— Begin Data excerpts —

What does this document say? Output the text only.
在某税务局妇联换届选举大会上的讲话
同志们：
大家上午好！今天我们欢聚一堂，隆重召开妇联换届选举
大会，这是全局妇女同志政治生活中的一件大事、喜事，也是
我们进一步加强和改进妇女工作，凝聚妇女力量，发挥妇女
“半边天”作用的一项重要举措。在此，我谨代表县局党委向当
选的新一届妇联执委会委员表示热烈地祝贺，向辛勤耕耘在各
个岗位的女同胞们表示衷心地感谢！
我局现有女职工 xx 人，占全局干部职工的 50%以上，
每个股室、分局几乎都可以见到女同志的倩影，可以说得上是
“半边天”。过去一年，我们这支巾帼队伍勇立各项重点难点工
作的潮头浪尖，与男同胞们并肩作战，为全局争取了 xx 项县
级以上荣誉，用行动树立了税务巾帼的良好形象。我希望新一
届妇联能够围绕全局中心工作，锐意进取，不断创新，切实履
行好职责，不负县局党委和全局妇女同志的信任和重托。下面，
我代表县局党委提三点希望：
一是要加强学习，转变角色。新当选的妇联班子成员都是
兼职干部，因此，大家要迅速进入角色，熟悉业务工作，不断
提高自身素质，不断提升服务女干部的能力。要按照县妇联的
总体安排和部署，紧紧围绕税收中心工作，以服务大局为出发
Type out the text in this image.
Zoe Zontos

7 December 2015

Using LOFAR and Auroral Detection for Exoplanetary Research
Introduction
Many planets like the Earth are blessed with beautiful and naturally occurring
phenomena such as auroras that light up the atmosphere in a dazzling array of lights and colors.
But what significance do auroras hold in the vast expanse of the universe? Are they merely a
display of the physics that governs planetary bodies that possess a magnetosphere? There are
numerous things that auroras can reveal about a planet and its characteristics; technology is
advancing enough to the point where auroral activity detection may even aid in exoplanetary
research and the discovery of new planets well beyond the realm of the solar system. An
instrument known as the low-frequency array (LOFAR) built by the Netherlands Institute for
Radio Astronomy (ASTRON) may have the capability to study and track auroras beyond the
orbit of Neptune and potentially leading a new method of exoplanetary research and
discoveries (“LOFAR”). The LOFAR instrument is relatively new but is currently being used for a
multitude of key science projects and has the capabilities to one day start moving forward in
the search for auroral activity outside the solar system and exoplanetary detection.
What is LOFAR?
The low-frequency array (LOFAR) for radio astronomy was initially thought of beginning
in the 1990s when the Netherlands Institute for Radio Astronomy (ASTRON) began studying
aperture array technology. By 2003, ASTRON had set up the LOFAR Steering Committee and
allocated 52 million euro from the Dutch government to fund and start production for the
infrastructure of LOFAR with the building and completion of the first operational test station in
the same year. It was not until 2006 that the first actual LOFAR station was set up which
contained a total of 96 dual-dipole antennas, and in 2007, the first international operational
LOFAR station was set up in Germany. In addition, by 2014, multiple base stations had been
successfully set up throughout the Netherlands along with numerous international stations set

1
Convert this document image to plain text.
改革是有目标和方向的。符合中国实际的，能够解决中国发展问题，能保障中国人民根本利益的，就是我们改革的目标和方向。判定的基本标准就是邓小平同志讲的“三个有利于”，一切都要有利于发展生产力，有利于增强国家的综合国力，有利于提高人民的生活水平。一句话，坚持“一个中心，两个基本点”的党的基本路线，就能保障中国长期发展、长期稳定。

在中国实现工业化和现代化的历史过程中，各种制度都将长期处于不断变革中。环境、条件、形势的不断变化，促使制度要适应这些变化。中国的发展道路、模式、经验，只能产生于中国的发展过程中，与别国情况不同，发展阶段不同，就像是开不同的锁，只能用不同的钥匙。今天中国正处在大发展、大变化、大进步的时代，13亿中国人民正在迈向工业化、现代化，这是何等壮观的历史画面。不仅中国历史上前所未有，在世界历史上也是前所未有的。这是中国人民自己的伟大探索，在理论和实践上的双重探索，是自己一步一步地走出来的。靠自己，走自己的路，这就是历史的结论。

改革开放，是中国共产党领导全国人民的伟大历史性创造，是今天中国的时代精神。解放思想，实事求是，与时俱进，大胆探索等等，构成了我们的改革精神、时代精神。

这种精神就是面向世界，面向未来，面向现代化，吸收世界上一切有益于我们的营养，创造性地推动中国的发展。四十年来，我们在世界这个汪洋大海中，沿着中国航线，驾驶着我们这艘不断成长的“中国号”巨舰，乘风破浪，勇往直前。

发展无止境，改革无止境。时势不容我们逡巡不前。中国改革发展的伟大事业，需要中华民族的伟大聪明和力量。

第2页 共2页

— End Data excerpts —

Work to do: Scan the material above. Copy each line that holds the word "instrument".

Worked answer:
instrument known as the low-frequency array (LOFAR) built by the Netherlands Institute for
discoveries (“LOFAR”). The LOFAR instrument is relatively new but is currently being used for a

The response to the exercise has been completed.